__REQUIREMENTS__: Write out every row again, replacing "activity-cell" with "action-cell" and changing nothing else.

__EXERCISE MATERIALS__:
"""
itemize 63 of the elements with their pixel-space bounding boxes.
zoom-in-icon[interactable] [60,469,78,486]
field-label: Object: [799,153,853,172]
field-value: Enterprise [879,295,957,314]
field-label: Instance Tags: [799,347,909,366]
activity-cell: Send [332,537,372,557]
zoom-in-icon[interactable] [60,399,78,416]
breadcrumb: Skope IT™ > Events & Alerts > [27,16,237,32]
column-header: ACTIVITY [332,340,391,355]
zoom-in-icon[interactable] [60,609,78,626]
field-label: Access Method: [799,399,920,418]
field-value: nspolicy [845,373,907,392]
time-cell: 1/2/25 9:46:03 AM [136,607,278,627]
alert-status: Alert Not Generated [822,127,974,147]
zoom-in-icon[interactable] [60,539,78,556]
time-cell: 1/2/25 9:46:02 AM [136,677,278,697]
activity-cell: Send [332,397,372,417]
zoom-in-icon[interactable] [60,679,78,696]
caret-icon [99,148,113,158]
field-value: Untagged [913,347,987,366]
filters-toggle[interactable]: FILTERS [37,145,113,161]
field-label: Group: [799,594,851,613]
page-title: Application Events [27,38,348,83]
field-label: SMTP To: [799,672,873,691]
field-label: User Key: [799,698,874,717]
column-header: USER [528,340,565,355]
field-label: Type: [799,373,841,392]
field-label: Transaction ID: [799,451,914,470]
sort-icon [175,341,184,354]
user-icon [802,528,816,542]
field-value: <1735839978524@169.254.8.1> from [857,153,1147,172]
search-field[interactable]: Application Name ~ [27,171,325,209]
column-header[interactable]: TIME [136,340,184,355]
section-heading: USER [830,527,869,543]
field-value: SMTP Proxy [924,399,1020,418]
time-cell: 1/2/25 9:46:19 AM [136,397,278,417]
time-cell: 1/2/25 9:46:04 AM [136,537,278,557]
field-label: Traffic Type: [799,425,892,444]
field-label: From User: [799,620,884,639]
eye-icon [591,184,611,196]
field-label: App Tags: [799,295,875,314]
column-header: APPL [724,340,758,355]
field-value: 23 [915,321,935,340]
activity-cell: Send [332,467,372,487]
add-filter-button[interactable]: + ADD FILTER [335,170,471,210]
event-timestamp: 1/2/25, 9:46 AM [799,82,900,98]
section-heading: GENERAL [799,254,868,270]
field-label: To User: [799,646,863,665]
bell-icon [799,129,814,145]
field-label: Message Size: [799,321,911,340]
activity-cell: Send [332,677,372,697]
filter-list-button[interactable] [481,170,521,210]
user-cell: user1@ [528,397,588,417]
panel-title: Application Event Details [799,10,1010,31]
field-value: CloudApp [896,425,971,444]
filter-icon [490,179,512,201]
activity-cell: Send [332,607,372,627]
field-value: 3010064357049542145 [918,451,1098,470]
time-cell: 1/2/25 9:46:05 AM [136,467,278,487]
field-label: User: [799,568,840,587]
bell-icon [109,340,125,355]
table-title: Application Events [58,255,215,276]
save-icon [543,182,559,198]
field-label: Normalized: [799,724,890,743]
"""
__ANSWER BELOW__:
itemize 63 of the elements with their pixel-space bounding boxes.
zoom-in-icon[interactable] [60,469,78,486]
field-label: Object: [799,153,853,172]
field-value: Enterprise [879,295,957,314]
field-label: Instance Tags: [799,347,909,366]
action-cell: Send [332,537,372,557]
zoom-in-icon[interactable] [60,399,78,416]
breadcrumb: Skope IT™ > Events & Alerts > [27,16,237,32]
column-header: ACTIVITY [332,340,391,355]
zoom-in-icon[interactable] [60,609,78,626]
field-label: Access Method: [799,399,920,418]
field-value: nspolicy [845,373,907,392]
time-cell: 1/2/25 9:46:03 AM [136,607,278,627]
alert-status: Alert Not Generated [822,127,974,147]
zoom-in-icon[interactable] [60,539,78,556]
time-cell: 1/2/25 9:46:02 AM [136,677,278,697]
action-cell: Send [332,397,372,417]
zoom-in-icon[interactable] [60,679,78,696]
caret-icon [99,148,113,158]
field-value: Untagged [913,347,987,366]
filters-toggle[interactable]: FILTERS [37,145,113,161]
field-label: Group: [799,594,851,613]
page-title: Application Events [27,38,348,83]
field-label: SMTP To: [799,672,873,691]
field-label: User Key: [799,698,874,717]
column-header: USER [528,340,565,355]
field-label: Type: [799,373,841,392]
field-label: Transaction ID: [799,451,914,470]
sort-icon [175,341,184,354]
user-icon [802,528,816,542]
field-value: <1735839978524@169.254.8.1> from [857,153,1147,172]
search-field[interactable]: Application Name ~ [27,171,325,209]
column-header[interactable]: TIME [136,340,184,355]
section-heading: USER [830,527,869,543]
field-value: SMTP Proxy [924,399,1020,418]
time-cell: 1/2/25 9:46:19 AM [136,397,278,417]
time-cell: 1/2/25 9:46:04 AM [136,537,278,557]
field-label: Traffic Type: [799,425,892,444]
field-label: From User: [799,620,884,639]
eye-icon [591,184,611,196]
field-label: App Tags: [799,295,875,314]
column-header: APPL [724,340,758,355]
field-value: 23 [915,321,935,340]
action-cell: Send [332,467,372,487]
add-filter-button[interactable]: + ADD FILTER [335,170,471,210]
event-timestamp: 1/2/25, 9:46 AM [799,82,900,98]
section-heading: GENERAL [799,254,868,270]
field-label: To User: [799,646,863,665]
bell-icon [799,129,814,145]
field-label: Message Size: [799,321,911,340]
action-cell: Send [332,677,372,697]
filter-list-button[interactable] [481,170,521,210]
user-cell: user1@ [528,397,588,417]
panel-title: Application Event Details [799,10,1010,31]
field-value: CloudApp [896,425,971,444]
filter-icon [490,179,512,201]
action-cell: Send [332,607,372,627]
field-value: 3010064357049542145 [918,451,1098,470]
time-cell: 1/2/25 9:46:05 AM [136,467,278,487]
field-label: User: [799,568,840,587]
bell-icon [109,340,125,355]
table-title: Application Events [58,255,215,276]
save-icon [543,182,559,198]
field-label: Normalized: [799,724,890,743]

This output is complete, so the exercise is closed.